>> BEGIN

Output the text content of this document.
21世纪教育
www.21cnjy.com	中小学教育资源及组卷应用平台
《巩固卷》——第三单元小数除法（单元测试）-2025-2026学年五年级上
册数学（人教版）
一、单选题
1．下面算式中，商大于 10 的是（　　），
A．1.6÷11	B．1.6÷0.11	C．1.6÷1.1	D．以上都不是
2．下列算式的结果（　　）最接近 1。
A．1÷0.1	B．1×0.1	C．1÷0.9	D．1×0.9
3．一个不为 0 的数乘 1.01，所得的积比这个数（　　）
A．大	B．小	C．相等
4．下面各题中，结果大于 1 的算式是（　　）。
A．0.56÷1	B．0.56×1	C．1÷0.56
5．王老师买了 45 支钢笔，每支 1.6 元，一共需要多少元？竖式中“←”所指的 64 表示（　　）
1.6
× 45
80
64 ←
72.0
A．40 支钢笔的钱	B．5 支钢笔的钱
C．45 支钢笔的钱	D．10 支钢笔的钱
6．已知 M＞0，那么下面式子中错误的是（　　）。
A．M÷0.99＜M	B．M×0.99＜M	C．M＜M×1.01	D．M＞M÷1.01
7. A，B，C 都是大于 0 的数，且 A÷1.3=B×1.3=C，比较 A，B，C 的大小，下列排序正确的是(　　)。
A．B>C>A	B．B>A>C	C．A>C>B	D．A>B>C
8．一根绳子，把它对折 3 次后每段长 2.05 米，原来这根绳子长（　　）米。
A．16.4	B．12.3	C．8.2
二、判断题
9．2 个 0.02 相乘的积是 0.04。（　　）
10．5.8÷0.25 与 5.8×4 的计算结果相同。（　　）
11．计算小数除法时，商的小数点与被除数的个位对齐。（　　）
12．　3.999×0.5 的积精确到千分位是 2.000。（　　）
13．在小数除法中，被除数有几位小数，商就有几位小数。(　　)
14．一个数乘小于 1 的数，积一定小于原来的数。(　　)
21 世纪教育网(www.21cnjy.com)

>> END

Go through the listing and print each line exactly as it appears.

** Task result **
Output the text content of this document.
21世纪教育
www.21cnjy.com	中小学教育资源及组卷应用平台
《巩固卷》——第三单元小数除法（单元测试）-2025-2026学年五年级上
册数学（人教版）
一、单选题
1．下面算式中，商大于 10 的是（　　），
A．1.6÷11	B．1.6÷0.11	C．1.6÷1.1	D．以上都不是
2．下列算式的结果（　　）最接近 1。
A．1÷0.1	B．1×0.1	C．1÷0.9	D．1×0.9
3．一个不为 0 的数乘 1.01，所得的积比这个数（　　）
A．大	B．小	C．相等
4．下面各题中，结果大于 1 的算式是（　　）。
A．0.56÷1	B．0.56×1	C．1÷0.56
5．王老师买了 45 支钢笔，每支 1.6 元，一共需要多少元？竖式中“←”所指的 64 表示（　　）
1.6
× 45
80
64 ←
72.0
A．40 支钢笔的钱	B．5 支钢笔的钱
C．45 支钢笔的钱	D．10 支钢笔的钱
6．已知 M＞0，那么下面式子中错误的是（　　）。
A．M÷0.99＜M	B．M×0.99＜M	C．M＜M×1.01	D．M＞M÷1.01
7. A，B，C 都是大于 0 的数，且 A÷1.3=B×1.3=C，比较 A，B，C 的大小，下列排序正确的是(　　)。
A．B>C>A	B．B>A>C	C．A>C>B	D．A>B>C
8．一根绳子，把它对折 3 次后每段长 2.05 米，原来这根绳子长（　　）米。
A．16.4	B．12.3	C．8.2
二、判断题
9．2 个 0.02 相乘的积是 0.04。（　　）
10．5.8÷0.25 与 5.8×4 的计算结果相同。（　　）
11．计算小数除法时，商的小数点与被除数的个位对齐。（　　）
12．　3.999×0.5 的积精确到千分位是 2.000。（　　）
13．在小数除法中，被除数有几位小数，商就有几位小数。(　　)
14．一个数乘小于 1 的数，积一定小于原来的数。(　　)
21 世纪教育网(www.21cnjy.com)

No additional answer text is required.